◆ **What is needed**
All lines holding the string "this" are to be shown.

Saved entries
-- Start --

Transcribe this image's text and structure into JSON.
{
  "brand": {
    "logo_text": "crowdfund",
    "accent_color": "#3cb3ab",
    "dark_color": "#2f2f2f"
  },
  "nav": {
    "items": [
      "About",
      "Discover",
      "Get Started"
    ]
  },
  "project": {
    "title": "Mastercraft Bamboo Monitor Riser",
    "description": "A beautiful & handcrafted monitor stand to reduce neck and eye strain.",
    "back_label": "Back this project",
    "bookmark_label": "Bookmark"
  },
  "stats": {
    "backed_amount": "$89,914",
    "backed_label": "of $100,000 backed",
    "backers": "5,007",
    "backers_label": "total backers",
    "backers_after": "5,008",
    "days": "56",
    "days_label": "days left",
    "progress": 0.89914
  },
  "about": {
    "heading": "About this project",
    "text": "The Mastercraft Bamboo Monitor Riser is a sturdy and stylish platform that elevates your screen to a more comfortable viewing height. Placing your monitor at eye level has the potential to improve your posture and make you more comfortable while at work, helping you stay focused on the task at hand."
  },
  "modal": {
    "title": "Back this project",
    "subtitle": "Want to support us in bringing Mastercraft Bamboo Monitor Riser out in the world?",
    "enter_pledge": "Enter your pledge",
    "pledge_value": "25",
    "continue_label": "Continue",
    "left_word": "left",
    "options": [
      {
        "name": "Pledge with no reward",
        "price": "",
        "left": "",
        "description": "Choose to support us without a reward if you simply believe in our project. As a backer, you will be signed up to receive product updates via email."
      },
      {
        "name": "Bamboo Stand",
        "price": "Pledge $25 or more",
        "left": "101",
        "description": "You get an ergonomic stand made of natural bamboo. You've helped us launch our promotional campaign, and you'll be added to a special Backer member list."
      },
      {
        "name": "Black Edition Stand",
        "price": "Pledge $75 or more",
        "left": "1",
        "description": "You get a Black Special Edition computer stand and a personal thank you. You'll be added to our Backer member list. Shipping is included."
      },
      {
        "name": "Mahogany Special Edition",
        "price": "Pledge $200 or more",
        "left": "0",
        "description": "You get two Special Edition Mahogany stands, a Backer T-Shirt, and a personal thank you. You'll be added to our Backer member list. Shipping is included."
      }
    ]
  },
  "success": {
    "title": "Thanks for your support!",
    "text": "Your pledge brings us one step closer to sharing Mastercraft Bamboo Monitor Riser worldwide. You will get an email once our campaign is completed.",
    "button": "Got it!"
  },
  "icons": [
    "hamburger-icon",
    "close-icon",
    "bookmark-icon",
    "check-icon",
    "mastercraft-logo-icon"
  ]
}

-- End --

◆ **Solution to the problem**
Transcribe this image's text and structure into JSON.
    "back_label": "Back this project",
    "heading": "About this project",
    "title": "Back this project",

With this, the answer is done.